(PROBLEM DETAILS) Write out the data below exactly as given, without any of its pictures.

(INFORMATION PROVIDED)
>> Start

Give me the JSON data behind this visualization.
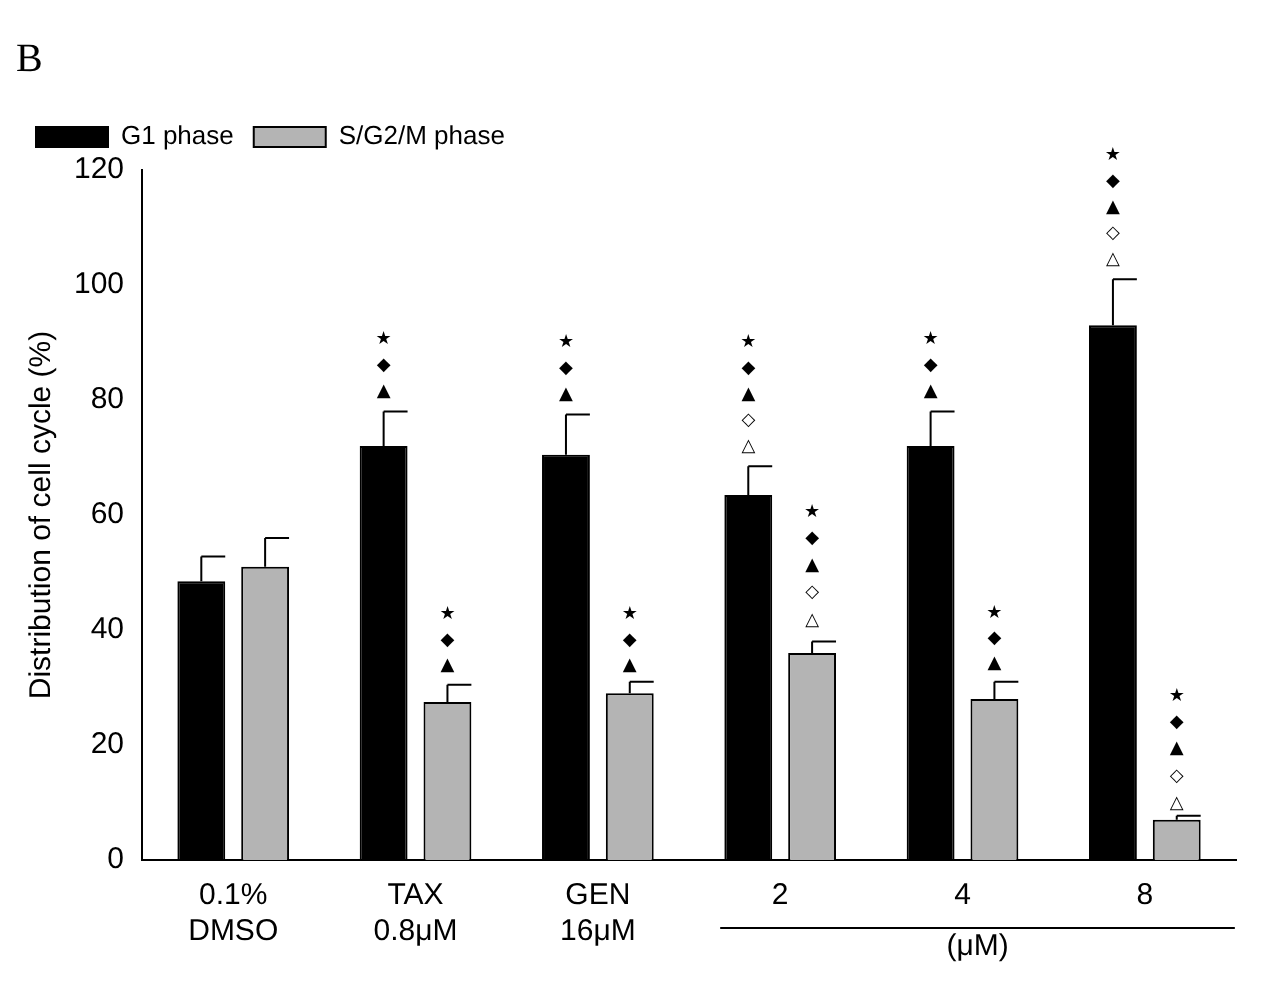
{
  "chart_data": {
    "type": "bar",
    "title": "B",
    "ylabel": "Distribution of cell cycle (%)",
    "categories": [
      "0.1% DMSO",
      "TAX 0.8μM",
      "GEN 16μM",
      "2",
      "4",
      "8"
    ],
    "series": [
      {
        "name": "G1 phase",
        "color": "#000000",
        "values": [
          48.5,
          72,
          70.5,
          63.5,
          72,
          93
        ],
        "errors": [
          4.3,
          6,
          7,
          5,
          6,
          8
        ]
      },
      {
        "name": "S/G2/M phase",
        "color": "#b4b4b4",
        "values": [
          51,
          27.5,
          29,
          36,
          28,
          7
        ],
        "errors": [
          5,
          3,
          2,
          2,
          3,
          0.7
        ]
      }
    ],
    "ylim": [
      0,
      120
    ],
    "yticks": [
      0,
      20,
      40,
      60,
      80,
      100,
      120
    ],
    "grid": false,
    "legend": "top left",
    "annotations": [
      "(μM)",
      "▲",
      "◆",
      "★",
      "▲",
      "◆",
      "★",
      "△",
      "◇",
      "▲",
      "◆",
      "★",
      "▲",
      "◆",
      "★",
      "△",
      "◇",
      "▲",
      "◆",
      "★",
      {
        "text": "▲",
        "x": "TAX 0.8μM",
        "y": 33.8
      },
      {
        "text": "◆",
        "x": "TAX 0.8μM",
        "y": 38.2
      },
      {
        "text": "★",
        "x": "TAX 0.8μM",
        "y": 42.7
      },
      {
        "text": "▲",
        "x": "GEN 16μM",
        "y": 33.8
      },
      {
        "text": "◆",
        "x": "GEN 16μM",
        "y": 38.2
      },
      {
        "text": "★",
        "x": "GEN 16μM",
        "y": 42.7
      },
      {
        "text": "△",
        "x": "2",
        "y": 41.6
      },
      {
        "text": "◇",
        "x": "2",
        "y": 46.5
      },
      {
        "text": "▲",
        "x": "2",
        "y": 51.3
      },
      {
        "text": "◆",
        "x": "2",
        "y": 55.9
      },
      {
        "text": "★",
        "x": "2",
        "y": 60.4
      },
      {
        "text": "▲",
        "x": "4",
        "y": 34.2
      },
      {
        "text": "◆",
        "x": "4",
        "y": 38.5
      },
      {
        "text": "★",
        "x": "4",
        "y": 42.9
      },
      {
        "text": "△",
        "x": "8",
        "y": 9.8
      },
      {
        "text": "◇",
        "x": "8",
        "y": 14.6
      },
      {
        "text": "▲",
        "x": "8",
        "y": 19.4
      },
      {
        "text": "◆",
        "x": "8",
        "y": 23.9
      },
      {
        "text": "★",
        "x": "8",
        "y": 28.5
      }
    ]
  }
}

>> End

(ANSWER TO THE TASK)
Give me the JSON data behind this visualization.
{
  "chart_data": {
    "type": "bar",
    "title": "B",
    "ylabel": "Distribution of cell cycle (%)",
    "categories": [
      "0.1% DMSO",
      "TAX 0.8μM",
      "GEN 16μM",
      "2",
      "4",
      "8"
    ],
    "series": [
      {
        "name": "G1 phase",
        "color": "#000000",
        "values": [
          48.5,
          72,
          70.5,
          63.5,
          72,
          93
        ],
        "errors": [
          4.3,
          6,
          7,
          5,
          6,
          8
        ]
      },
      {
        "name": "S/G2/M phase",
        "color": "#b4b4b4",
        "values": [
          51,
          27.5,
          29,
          36,
          28,
          7
        ],
        "errors": [
          5,
          3,
          2,
          2,
          3,
          0.7
        ]
      }
    ],
    "ylim": [
      0,
      120
    ],
    "yticks": [
      0,
      20,
      40,
      60,
      80,
      100,
      120
    ],
    "grid": false,
    "legend": "top left",
    "annotations": [
      "(μM)",
      "▲",
      "◆",
      "★",
      "▲",
      "◆",
      "★",
      "△",
      "◇",
      "▲",
      "◆",
      "★",
      "▲",
      "◆",
      "★",
      "△",
      "◇",
      "▲",
      "◆",
      "★",
      {
        "text": "▲",
        "x": "TAX 0.8μM",
        "y": 33.8
      },
      {
        "text": "◆",
        "x": "TAX 0.8μM",
        "y": 38.2
      },
      {
        "text": "★",
        "x": "TAX 0.8μM",
        "y": 42.7
      },
      {
        "text": "▲",
        "x": "GEN 16μM",
        "y": 33.8
      },
      {
        "text": "◆",
        "x": "GEN 16μM",
        "y": 38.2
      },
      {
        "text": "★",
        "x": "GEN 16μM",
        "y": 42.7
      },
      {
        "text": "△",
        "x": "2",
        "y": 41.6
      },
      {
        "text": "◇",
        "x": "2",
        "y": 46.5
      },
      {
        "text": "▲",
        "x": "2",
        "y": 51.3
      },
      {
        "text": "◆",
        "x": "2",
        "y": 55.9
      },
      {
        "text": "★",
        "x": "2",
        "y": 60.4
      },
      {
        "text": "▲",
        "x": "4",
        "y": 34.2
      },
      {
        "text": "◆",
        "x": "4",
        "y": 38.5
      },
      {
        "text": "★",
        "x": "4",
        "y": 42.9
      },
      {
        "text": "△",
        "x": "8",
        "y": 9.8
      },
      {
        "text": "◇",
        "x": "8",
        "y": 14.6
      },
      {
        "text": "▲",
        "x": "8",
        "y": 19.4
      },
      {
        "text": "◆",
        "x": "8",
        "y": 23.9
      },
      {
        "text": "★",
        "x": "8",
        "y": 28.5
      }
    ]
  }
}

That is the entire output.